Extract the complete listing and output it unchanged.

===== Source material

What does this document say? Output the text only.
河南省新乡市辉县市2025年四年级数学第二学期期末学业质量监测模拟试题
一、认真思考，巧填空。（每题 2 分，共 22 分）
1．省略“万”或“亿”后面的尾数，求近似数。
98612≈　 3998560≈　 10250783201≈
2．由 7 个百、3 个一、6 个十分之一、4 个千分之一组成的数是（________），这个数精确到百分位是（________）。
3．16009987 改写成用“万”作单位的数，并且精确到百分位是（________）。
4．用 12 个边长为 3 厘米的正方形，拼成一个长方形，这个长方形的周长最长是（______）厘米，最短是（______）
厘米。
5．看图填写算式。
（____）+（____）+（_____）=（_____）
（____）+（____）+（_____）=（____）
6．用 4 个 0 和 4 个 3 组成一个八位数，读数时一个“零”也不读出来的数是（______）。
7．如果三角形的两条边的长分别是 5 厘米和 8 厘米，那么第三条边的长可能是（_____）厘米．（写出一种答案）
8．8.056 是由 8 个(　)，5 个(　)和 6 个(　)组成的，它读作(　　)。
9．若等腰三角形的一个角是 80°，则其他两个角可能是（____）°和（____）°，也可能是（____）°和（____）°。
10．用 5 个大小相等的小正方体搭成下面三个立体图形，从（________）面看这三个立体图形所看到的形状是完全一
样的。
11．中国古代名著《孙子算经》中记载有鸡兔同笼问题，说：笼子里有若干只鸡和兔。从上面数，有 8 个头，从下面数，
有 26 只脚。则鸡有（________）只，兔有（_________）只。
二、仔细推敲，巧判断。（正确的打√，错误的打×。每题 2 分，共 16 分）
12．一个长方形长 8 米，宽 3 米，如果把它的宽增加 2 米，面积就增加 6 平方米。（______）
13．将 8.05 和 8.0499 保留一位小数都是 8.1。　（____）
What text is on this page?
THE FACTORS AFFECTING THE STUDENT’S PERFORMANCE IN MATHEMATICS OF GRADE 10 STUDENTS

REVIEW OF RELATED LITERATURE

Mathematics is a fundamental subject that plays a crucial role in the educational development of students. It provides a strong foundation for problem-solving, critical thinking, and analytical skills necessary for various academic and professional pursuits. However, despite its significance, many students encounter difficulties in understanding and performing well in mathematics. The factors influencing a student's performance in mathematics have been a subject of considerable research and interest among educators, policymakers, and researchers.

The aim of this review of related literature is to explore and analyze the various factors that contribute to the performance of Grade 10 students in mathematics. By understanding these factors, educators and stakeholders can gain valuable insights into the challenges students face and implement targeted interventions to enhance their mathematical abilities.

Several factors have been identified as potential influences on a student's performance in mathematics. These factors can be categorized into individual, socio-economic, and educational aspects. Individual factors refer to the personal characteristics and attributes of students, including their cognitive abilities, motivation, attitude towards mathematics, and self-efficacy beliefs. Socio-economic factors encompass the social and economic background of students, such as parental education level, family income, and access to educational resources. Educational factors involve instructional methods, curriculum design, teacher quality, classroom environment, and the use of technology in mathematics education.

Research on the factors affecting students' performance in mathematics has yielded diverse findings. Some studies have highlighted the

==========

Result of this task ▸
What does this document say? Output the text only.
河南省新乡市辉县市2025年四年级数学第二学期期末学业质量监测模拟试题
一、认真思考，巧填空。（每题 2 分，共 22 分）
1．省略“万”或“亿”后面的尾数，求近似数。
98612≈　 3998560≈　 10250783201≈
2．由 7 个百、3 个一、6 个十分之一、4 个千分之一组成的数是（________），这个数精确到百分位是（________）。
3．16009987 改写成用“万”作单位的数，并且精确到百分位是（________）。
4．用 12 个边长为 3 厘米的正方形，拼成一个长方形，这个长方形的周长最长是（______）厘米，最短是（______）
厘米。
5．看图填写算式。
（____）+（____）+（_____）=（_____）
（____）+（____）+（_____）=（____）
6．用 4 个 0 和 4 个 3 组成一个八位数，读数时一个“零”也不读出来的数是（______）。
7．如果三角形的两条边的长分别是 5 厘米和 8 厘米，那么第三条边的长可能是（_____）厘米．（写出一种答案）
8．8.056 是由 8 个(　)，5 个(　)和 6 个(　)组成的，它读作(　　)。
9．若等腰三角形的一个角是 80°，则其他两个角可能是（____）°和（____）°，也可能是（____）°和（____）°。
10．用 5 个大小相等的小正方体搭成下面三个立体图形，从（________）面看这三个立体图形所看到的形状是完全一
样的。
11．中国古代名著《孙子算经》中记载有鸡兔同笼问题，说：笼子里有若干只鸡和兔。从上面数，有 8 个头，从下面数，
有 26 只脚。则鸡有（________）只，兔有（_________）只。
二、仔细推敲，巧判断。（正确的打√，错误的打×。每题 2 分，共 16 分）
12．一个长方形长 8 米，宽 3 米，如果把它的宽增加 2 米，面积就增加 6 平方米。（______）
13．将 8.05 和 8.0499 保留一位小数都是 8.1。　（____）
What text is on this page?
THE FACTORS AFFECTING THE STUDENT’S PERFORMANCE IN MATHEMATICS OF GRADE 10 STUDENTS

REVIEW OF RELATED LITERATURE

Mathematics is a fundamental subject that plays a crucial role in the educational development of students. It provides a strong foundation for problem-solving, critical thinking, and analytical skills necessary for various academic and professional pursuits. However, despite its significance, many students encounter difficulties in understanding and performing well in mathematics. The factors influencing a student's performance in mathematics have been a subject of considerable research and interest among educators, policymakers, and researchers.

The aim of this review of related literature is to explore and analyze the various factors that contribute to the performance of Grade 10 students in mathematics. By understanding these factors, educators and stakeholders can gain valuable insights into the challenges students face and implement targeted interventions to enhance their mathematical abilities.

Several factors have been identified as potential influences on a student's performance in mathematics. These factors can be categorized into individual, socio-economic, and educational aspects. Individual factors refer to the personal characteristics and attributes of students, including their cognitive abilities, motivation, attitude towards mathematics, and self-efficacy beliefs. Socio-economic factors encompass the social and economic background of students, such as parental education level, family income, and access to educational resources. Educational factors involve instructional methods, curriculum design, teacher quality, classroom environment, and the use of technology in mathematics education.

Research on the factors affecting students' performance in mathematics has yielded diverse findings. Some studies have highlighted the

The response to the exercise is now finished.